● **Provided entries**

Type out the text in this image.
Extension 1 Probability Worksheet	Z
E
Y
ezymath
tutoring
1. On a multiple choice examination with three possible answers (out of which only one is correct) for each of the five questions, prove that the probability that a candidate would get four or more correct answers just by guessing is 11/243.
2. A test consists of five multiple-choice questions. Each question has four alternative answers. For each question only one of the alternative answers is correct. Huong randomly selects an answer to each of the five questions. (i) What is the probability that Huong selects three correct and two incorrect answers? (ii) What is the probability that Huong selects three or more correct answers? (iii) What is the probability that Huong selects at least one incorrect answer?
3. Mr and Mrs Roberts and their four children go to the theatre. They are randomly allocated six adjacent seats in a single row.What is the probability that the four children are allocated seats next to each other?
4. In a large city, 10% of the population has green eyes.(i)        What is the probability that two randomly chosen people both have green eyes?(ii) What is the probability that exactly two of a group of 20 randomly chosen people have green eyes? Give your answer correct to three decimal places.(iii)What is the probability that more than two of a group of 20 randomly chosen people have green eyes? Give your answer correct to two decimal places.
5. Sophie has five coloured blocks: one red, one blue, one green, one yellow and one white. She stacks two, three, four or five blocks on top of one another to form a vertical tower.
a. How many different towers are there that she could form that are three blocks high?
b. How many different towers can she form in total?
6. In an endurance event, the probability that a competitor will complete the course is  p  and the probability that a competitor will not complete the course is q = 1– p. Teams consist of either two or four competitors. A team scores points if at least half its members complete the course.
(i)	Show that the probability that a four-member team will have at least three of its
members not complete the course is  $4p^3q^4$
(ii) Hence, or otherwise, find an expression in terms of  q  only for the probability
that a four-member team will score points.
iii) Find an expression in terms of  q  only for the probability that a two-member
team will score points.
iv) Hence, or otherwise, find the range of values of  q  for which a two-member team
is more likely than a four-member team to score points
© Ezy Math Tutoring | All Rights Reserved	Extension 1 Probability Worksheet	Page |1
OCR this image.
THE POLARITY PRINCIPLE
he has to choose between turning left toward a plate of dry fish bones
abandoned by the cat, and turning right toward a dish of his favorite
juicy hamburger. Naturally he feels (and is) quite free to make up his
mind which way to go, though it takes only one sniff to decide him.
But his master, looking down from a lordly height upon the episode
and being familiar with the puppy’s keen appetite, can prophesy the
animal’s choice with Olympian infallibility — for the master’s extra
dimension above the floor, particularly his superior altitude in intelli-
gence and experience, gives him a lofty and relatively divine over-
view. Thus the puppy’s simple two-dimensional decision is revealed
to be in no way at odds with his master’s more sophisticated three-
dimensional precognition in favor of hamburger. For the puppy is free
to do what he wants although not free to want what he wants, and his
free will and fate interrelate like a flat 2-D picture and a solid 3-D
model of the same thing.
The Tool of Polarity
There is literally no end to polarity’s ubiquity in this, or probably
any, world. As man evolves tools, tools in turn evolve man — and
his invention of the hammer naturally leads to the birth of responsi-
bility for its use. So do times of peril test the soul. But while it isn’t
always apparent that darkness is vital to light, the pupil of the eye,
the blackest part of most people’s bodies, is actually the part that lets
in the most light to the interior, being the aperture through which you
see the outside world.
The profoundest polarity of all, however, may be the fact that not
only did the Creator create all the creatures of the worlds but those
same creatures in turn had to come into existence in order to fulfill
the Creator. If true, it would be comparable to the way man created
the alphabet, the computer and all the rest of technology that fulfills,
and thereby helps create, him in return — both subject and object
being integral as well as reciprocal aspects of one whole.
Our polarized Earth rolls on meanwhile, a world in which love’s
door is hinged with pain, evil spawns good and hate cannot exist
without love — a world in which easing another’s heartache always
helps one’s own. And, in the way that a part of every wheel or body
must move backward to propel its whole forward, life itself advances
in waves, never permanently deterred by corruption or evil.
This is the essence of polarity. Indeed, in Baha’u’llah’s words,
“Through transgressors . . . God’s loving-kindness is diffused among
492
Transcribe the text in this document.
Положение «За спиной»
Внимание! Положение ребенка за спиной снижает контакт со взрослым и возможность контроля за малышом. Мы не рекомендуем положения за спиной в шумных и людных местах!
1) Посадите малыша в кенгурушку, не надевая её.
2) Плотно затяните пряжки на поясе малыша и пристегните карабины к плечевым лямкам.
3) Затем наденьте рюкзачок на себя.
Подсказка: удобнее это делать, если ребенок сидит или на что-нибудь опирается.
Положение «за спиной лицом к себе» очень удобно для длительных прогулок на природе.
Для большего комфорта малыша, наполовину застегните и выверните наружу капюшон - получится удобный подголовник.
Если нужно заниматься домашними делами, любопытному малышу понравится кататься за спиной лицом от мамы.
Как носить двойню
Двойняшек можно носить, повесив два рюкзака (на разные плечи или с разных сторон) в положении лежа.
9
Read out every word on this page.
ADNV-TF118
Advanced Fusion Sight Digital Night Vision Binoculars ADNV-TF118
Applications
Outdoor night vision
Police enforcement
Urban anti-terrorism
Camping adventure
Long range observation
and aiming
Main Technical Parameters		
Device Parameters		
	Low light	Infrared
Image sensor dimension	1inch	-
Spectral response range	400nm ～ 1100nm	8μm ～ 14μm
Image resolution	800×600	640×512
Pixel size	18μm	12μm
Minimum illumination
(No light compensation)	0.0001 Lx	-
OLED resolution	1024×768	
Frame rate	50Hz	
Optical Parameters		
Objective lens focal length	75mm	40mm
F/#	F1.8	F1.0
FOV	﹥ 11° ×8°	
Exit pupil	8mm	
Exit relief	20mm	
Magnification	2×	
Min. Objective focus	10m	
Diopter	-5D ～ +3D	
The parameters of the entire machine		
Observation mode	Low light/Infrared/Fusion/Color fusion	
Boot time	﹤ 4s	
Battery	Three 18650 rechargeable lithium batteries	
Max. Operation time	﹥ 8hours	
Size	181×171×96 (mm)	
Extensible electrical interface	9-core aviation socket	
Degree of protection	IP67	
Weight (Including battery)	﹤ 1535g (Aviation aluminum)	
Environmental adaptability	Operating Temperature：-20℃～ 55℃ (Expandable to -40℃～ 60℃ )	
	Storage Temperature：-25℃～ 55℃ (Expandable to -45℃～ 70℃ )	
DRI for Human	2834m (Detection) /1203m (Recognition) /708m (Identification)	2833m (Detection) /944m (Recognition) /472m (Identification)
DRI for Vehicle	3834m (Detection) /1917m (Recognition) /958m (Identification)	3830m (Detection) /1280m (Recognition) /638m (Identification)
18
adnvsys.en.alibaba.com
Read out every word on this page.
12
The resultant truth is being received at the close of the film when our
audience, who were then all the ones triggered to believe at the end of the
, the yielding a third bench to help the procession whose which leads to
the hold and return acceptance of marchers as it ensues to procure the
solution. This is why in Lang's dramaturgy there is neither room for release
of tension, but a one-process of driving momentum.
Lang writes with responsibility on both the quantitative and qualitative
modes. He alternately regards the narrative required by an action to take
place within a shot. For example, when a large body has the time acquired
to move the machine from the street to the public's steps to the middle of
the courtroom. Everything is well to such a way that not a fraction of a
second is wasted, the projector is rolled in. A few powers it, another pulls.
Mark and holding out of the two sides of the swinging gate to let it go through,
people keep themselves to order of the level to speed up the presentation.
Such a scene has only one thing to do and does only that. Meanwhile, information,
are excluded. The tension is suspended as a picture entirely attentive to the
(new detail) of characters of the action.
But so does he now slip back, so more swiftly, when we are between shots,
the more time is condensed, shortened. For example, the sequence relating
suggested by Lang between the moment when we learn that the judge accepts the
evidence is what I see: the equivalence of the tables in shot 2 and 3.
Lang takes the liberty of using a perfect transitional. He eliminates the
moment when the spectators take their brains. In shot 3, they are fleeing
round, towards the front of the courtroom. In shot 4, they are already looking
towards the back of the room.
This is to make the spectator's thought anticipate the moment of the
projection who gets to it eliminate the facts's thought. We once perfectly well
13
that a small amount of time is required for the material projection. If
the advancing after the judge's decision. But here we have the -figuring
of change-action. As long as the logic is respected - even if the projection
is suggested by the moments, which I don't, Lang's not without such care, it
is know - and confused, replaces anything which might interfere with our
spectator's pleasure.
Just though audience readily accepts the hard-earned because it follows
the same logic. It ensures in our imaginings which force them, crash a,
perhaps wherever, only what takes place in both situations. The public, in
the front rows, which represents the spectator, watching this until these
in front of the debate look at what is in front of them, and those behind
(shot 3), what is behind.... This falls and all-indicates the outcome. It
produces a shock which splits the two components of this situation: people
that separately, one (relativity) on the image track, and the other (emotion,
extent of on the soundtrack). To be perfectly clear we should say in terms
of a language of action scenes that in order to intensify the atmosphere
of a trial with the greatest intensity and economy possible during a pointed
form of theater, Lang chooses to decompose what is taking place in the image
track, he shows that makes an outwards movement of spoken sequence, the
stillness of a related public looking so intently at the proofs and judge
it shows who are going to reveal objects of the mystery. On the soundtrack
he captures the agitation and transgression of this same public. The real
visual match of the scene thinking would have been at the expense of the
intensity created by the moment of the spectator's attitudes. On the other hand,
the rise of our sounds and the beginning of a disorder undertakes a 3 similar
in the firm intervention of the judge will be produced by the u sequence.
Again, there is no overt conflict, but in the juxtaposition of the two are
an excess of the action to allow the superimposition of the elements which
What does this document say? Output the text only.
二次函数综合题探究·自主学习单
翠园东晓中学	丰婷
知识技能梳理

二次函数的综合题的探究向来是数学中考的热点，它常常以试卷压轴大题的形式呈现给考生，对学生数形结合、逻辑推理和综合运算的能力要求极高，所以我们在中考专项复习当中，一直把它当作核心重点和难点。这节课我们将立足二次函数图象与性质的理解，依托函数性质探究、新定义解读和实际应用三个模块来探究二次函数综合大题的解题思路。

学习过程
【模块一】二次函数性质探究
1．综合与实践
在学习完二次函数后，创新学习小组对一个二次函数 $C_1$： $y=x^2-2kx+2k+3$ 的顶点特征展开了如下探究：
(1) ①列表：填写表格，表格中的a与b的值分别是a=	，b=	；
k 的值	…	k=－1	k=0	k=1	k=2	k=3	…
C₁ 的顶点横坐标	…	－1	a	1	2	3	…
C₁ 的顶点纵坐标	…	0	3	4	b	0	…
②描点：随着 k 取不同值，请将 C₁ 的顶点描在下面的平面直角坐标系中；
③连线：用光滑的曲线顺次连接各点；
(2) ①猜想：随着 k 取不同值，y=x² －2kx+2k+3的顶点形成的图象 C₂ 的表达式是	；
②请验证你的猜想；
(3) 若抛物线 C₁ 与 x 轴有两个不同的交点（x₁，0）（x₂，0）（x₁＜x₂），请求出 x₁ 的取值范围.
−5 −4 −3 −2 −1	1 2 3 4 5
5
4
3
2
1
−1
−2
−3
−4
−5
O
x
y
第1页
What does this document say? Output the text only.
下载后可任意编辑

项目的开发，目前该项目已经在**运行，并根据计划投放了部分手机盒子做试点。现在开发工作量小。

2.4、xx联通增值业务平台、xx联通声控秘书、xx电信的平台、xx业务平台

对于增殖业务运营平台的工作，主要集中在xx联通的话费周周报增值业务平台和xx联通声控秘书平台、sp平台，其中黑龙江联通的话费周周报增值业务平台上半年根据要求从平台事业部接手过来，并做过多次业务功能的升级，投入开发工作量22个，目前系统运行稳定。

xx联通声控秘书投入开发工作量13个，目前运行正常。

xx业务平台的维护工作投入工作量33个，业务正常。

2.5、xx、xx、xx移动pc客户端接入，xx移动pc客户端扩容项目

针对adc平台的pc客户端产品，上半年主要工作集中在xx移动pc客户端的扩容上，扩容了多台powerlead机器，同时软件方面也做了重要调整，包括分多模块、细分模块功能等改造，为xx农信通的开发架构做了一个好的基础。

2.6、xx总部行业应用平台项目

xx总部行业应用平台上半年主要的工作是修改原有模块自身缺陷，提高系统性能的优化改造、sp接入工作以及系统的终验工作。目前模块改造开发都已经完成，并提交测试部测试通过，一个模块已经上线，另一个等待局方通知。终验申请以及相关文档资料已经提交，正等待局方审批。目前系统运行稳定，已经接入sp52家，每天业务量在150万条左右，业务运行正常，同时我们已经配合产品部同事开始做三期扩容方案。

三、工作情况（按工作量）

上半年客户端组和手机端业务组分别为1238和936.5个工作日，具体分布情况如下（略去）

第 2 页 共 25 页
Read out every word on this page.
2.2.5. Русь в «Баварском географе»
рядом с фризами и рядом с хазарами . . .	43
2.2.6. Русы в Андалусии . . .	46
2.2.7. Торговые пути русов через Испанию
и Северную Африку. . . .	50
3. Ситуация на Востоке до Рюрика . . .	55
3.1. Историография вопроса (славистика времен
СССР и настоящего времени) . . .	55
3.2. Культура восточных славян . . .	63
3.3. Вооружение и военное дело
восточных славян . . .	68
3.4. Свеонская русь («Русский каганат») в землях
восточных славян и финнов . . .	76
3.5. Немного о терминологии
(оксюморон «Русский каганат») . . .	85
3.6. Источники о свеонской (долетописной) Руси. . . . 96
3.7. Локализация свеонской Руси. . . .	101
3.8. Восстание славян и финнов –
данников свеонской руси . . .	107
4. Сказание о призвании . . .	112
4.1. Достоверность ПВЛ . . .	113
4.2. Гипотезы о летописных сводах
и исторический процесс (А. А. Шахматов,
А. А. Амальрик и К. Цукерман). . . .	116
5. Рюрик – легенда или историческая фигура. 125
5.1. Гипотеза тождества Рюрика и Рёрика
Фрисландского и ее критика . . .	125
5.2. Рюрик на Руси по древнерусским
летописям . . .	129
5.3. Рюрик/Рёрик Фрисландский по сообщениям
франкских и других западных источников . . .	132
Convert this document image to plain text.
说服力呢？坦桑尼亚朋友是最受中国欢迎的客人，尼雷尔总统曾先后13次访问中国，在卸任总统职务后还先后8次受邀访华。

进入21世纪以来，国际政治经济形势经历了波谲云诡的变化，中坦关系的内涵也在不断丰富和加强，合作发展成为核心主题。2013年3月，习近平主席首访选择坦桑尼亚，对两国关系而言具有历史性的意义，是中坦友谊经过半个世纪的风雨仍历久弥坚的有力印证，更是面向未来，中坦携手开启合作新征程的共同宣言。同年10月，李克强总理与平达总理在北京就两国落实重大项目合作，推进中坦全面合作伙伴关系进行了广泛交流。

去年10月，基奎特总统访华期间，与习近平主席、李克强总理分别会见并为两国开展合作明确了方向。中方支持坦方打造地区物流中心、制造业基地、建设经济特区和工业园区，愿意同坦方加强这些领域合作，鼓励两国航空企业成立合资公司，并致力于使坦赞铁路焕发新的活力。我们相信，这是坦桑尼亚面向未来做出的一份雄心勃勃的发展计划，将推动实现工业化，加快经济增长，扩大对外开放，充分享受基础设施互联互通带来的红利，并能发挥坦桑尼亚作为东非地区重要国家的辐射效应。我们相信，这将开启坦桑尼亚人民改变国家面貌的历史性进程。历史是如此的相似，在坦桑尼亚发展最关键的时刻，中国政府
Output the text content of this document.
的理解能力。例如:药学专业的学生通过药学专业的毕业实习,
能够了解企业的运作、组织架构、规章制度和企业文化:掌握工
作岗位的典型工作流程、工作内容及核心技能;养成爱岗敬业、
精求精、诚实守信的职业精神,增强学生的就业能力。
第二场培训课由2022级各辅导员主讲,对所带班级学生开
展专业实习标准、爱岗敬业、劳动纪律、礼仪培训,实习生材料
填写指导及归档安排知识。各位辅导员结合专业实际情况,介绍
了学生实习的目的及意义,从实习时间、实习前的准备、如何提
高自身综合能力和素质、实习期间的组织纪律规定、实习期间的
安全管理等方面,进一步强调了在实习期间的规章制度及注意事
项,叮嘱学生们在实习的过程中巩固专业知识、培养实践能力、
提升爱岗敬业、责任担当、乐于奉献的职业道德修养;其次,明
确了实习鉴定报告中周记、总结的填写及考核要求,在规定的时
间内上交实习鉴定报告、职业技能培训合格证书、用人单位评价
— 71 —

● **Stated exercise**
Write out again, unchanged, every line from the line containing "Output the text content of this document." to the final line of the material above.

● **Written response**
Output the text content of this document.
的理解能力。例如:药学专业的学生通过药学专业的毕业实习,
能够了解企业的运作、组织架构、规章制度和企业文化:掌握工
作岗位的典型工作流程、工作内容及核心技能;养成爱岗敬业、
精求精、诚实守信的职业精神,增强学生的就业能力。
第二场培训课由2022级各辅导员主讲,对所带班级学生开
展专业实习标准、爱岗敬业、劳动纪律、礼仪培训,实习生材料
填写指导及归档安排知识。各位辅导员结合专业实际情况,介绍
了学生实习的目的及意义,从实习时间、实习前的准备、如何提
高自身综合能力和素质、实习期间的组织纪律规定、实习期间的
安全管理等方面,进一步强调了在实习期间的规章制度及注意事
项,叮嘱学生们在实习的过程中巩固专业知识、培养实践能力、
提升爱岗敬业、责任担当、乐于奉献的职业道德修养;其次,明
确了实习鉴定报告中周记、总结的填写及考核要求,在规定的时
间内上交实习鉴定报告、职业技能培训合格证书、用人单位评价
— 71 —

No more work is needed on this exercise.